*** Records for this exercise ***

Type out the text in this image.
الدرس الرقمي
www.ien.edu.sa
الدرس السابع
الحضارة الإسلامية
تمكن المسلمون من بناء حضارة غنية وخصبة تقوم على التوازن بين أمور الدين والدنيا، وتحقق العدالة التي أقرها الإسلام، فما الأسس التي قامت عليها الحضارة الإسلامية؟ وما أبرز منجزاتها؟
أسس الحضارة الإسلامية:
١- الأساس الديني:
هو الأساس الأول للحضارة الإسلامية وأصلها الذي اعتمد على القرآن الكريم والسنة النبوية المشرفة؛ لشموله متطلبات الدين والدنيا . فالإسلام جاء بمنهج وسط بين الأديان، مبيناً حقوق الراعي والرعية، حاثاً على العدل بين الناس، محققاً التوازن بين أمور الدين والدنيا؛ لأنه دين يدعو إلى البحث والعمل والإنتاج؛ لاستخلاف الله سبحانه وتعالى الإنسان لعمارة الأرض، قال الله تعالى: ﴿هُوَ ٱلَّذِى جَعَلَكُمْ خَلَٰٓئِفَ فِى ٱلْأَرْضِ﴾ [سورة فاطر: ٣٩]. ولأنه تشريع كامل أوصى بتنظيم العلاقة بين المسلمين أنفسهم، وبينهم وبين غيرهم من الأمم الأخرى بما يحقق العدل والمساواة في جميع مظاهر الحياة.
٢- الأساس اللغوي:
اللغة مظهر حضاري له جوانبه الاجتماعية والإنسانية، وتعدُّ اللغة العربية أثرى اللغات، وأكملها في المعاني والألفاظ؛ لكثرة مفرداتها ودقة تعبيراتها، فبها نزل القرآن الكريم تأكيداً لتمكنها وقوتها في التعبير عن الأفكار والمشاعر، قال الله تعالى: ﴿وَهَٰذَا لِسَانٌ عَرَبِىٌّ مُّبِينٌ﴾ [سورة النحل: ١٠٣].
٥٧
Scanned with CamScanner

***

» Goal: Count the lines of the material that include the word "القرآن", then report only the total.

» Exercise result: 2